◆ **Task details**
Could you write out the records below exactly as they appear?

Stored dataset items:

(begin)

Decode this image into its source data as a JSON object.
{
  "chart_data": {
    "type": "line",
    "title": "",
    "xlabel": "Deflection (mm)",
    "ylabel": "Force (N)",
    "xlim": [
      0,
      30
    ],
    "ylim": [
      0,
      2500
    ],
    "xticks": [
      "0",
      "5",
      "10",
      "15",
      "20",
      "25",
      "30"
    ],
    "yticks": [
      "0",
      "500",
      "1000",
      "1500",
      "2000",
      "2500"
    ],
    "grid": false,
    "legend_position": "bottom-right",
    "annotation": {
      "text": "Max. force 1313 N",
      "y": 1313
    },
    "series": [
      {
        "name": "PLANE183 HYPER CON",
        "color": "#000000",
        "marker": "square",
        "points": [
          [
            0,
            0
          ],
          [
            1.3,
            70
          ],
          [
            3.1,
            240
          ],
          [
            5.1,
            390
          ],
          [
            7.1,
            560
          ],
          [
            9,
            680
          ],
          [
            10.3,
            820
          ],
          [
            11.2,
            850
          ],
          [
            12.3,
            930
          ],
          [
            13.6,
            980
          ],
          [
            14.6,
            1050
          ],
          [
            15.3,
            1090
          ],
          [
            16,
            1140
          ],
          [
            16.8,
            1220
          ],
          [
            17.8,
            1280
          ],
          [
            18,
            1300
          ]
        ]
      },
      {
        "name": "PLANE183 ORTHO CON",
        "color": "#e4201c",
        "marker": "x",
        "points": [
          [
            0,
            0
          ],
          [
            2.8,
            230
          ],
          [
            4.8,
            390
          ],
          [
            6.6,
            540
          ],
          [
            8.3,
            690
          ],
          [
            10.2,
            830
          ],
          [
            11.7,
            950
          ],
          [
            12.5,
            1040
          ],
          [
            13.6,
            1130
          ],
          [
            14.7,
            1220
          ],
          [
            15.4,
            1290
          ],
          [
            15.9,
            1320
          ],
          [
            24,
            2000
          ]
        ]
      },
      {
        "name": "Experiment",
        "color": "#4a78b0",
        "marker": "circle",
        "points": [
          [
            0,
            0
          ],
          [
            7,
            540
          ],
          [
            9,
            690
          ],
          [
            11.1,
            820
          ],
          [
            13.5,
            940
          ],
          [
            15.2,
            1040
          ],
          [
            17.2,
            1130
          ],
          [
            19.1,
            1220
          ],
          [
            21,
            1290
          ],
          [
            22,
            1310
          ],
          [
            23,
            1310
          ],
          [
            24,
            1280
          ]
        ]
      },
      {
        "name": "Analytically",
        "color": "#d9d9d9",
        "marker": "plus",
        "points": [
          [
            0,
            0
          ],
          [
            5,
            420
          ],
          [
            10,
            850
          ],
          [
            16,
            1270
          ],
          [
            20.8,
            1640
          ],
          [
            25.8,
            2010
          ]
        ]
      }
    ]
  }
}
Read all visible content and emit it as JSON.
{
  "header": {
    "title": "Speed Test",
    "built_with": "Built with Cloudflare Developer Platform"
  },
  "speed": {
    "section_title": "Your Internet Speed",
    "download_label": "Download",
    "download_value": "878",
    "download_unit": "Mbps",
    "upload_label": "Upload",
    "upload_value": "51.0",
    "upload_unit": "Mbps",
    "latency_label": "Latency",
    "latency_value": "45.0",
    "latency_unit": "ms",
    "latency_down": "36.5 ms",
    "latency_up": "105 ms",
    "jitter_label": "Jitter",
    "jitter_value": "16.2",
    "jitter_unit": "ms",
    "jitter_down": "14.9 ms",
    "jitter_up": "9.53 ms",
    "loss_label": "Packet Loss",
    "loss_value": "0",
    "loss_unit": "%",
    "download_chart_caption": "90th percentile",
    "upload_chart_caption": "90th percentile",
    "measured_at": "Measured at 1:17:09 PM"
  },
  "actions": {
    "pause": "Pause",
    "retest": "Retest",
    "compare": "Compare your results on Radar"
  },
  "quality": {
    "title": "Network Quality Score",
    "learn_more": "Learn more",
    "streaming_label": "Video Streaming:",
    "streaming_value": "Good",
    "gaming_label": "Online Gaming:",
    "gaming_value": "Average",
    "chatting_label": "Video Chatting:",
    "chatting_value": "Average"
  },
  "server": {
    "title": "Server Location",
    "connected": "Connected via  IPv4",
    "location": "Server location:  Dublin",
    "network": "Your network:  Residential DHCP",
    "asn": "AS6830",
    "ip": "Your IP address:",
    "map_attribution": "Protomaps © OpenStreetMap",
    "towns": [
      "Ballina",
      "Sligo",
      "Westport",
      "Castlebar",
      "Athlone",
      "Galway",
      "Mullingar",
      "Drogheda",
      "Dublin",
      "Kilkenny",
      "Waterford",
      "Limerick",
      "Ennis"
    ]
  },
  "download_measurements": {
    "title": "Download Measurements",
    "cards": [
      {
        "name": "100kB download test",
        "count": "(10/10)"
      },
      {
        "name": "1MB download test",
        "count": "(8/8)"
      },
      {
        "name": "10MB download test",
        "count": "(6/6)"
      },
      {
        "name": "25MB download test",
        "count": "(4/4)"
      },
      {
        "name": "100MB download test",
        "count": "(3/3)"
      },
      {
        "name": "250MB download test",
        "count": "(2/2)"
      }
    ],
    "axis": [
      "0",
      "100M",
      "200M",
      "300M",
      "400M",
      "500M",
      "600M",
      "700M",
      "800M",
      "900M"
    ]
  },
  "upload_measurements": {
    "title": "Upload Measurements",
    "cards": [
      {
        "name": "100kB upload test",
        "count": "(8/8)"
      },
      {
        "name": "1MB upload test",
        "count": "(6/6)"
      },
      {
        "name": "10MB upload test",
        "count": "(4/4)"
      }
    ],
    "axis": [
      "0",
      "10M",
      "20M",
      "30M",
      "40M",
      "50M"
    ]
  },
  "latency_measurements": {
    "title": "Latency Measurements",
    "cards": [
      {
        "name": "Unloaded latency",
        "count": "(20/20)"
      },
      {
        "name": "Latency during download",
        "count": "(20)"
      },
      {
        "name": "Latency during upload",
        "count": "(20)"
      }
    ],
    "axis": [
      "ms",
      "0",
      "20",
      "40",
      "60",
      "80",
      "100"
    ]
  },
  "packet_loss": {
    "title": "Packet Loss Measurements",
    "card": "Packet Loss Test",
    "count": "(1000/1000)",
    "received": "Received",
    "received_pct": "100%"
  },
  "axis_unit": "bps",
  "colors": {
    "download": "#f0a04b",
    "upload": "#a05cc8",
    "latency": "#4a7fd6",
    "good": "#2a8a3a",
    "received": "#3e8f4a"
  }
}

(end)

◆ **Solution**
Decode this image into its source data as a JSON object.
{
  "chart_data": {
    "type": "line",
    "title": "",
    "xlabel": "Deflection (mm)",
    "ylabel": "Force (N)",
    "xlim": [
      0,
      30
    ],
    "ylim": [
      0,
      2500
    ],
    "xticks": [
      "0",
      "5",
      "10",
      "15",
      "20",
      "25",
      "30"
    ],
    "yticks": [
      "0",
      "500",
      "1000",
      "1500",
      "2000",
      "2500"
    ],
    "grid": false,
    "legend_position": "bottom-right",
    "annotation": {
      "text": "Max. force 1313 N",
      "y": 1313
    },
    "series": [
      {
        "name": "PLANE183 HYPER CON",
        "color": "#000000",
        "marker": "square",
        "points": [
          [
            0,
            0
          ],
          [
            1.3,
            70
          ],
          [
            3.1,
            240
          ],
          [
            5.1,
            390
          ],
          [
            7.1,
            560
          ],
          [
            9,
            680
          ],
          [
            10.3,
            820
          ],
          [
            11.2,
            850
          ],
          [
            12.3,
            930
          ],
          [
            13.6,
            980
          ],
          [
            14.6,
            1050
          ],
          [
            15.3,
            1090
          ],
          [
            16,
            1140
          ],
          [
            16.8,
            1220
          ],
          [
            17.8,
            1280
          ],
          [
            18,
            1300
          ]
        ]
      },
      {
        "name": "PLANE183 ORTHO CON",
        "color": "#e4201c",
        "marker": "x",
        "points": [
          [
            0,
            0
          ],
          [
            2.8,
            230
          ],
          [
            4.8,
            390
          ],
          [
            6.6,
            540
          ],
          [
            8.3,
            690
          ],
          [
            10.2,
            830
          ],
          [
            11.7,
            950
          ],
          [
            12.5,
            1040
          ],
          [
            13.6,
            1130
          ],
          [
            14.7,
            1220
          ],
          [
            15.4,
            1290
          ],
          [
            15.9,
            1320
          ],
          [
            24,
            2000
          ]
        ]
      },
      {
        "name": "Experiment",
        "color": "#4a78b0",
        "marker": "circle",
        "points": [
          [
            0,
            0
          ],
          [
            7,
            540
          ],
          [
            9,
            690
          ],
          [
            11.1,
            820
          ],
          [
            13.5,
            940
          ],
          [
            15.2,
            1040
          ],
          [
            17.2,
            1130
          ],
          [
            19.1,
            1220
          ],
          [
            21,
            1290
          ],
          [
            22,
            1310
          ],
          [
            23,
            1310
          ],
          [
            24,
            1280
          ]
        ]
      },
      {
        "name": "Analytically",
        "color": "#d9d9d9",
        "marker": "plus",
        "points": [
          [
            0,
            0
          ],
          [
            5,
            420
          ],
          [
            10,
            850
          ],
          [
            16,
            1270
          ],
          [
            20.8,
            1640
          ],
          [
            25.8,
            2010
          ]
        ]
      }
    ]
  }
}
Read all visible content and emit it as JSON.
{
  "header": {
    "title": "Speed Test",
    "built_with": "Built with Cloudflare Developer Platform"
  },
  "speed": {
    "section_title": "Your Internet Speed",
    "download_label": "Download",
    "download_value": "878",
    "download_unit": "Mbps",
    "upload_label": "Upload",
    "upload_value": "51.0",
    "upload_unit": "Mbps",
    "latency_label": "Latency",
    "latency_value": "45.0",
    "latency_unit": "ms",
    "latency_down": "36.5 ms",
    "latency_up": "105 ms",
    "jitter_label": "Jitter",
    "jitter_value": "16.2",
    "jitter_unit": "ms",
    "jitter_down": "14.9 ms",
    "jitter_up": "9.53 ms",
    "loss_label": "Packet Loss",
    "loss_value": "0",
    "loss_unit": "%",
    "download_chart_caption": "90th percentile",
    "upload_chart_caption": "90th percentile",
    "measured_at": "Measured at 1:17:09 PM"
  },
  "actions": {
    "pause": "Pause",
    "retest": "Retest",
    "compare": "Compare your results on Radar"
  },
  "quality": {
    "title": "Network Quality Score",
    "learn_more": "Learn more",
    "streaming_label": "Video Streaming:",
    "streaming_value": "Good",
    "gaming_label": "Online Gaming:",
    "gaming_value": "Average",
    "chatting_label": "Video Chatting:",
    "chatting_value": "Average"
  },
  "server": {
    "title": "Server Location",
    "connected": "Connected via  IPv4",
    "location": "Server location:  Dublin",
    "network": "Your network:  Residential DHCP",
    "asn": "AS6830",
    "ip": "Your IP address:",
    "map_attribution": "Protomaps © OpenStreetMap",
    "towns": [
      "Ballina",
      "Sligo",
      "Westport",
      "Castlebar",
      "Athlone",
      "Galway",
      "Mullingar",
      "Drogheda",
      "Dublin",
      "Kilkenny",
      "Waterford",
      "Limerick",
      "Ennis"
    ]
  },
  "download_measurements": {
    "title": "Download Measurements",
    "cards": [
      {
        "name": "100kB download test",
        "count": "(10/10)"
      },
      {
        "name": "1MB download test",
        "count": "(8/8)"
      },
      {
        "name": "10MB download test",
        "count": "(6/6)"
      },
      {
        "name": "25MB download test",
        "count": "(4/4)"
      },
      {
        "name": "100MB download test",
        "count": "(3/3)"
      },
      {
        "name": "250MB download test",
        "count": "(2/2)"
      }
    ],
    "axis": [
      "0",
      "100M",
      "200M",
      "300M",
      "400M",
      "500M",
      "600M",
      "700M",
      "800M",
      "900M"
    ]
  },
  "upload_measurements": {
    "title": "Upload Measurements",
    "cards": [
      {
        "name": "100kB upload test",
        "count": "(8/8)"
      },
      {
        "name": "1MB upload test",
        "count": "(6/6)"
      },
      {
        "name": "10MB upload test",
        "count": "(4/4)"
      }
    ],
    "axis": [
      "0",
      "10M",
      "20M",
      "30M",
      "40M",
      "50M"
    ]
  },
  "latency_measurements": {
    "title": "Latency Measurements",
    "cards": [
      {
        "name": "Unloaded latency",
        "count": "(20/20)"
      },
      {
        "name": "Latency during download",
        "count": "(20)"
      },
      {
        "name": "Latency during upload",
        "count": "(20)"
      }
    ],
    "axis": [
      "ms",
      "0",
      "20",
      "40",
      "60",
      "80",
      "100"
    ]
  },
  "packet_loss": {
    "title": "Packet Loss Measurements",
    "card": "Packet Loss Test",
    "count": "(1000/1000)",
    "received": "Received",
    "received_pct": "100%"
  },
  "axis_unit": "bps",
  "colors": {
    "download": "#f0a04b",
    "upload": "#a05cc8",
    "latency": "#4a7fd6",
    "good": "#2a8a3a",
    "received": "#3e8f4a"
  }
}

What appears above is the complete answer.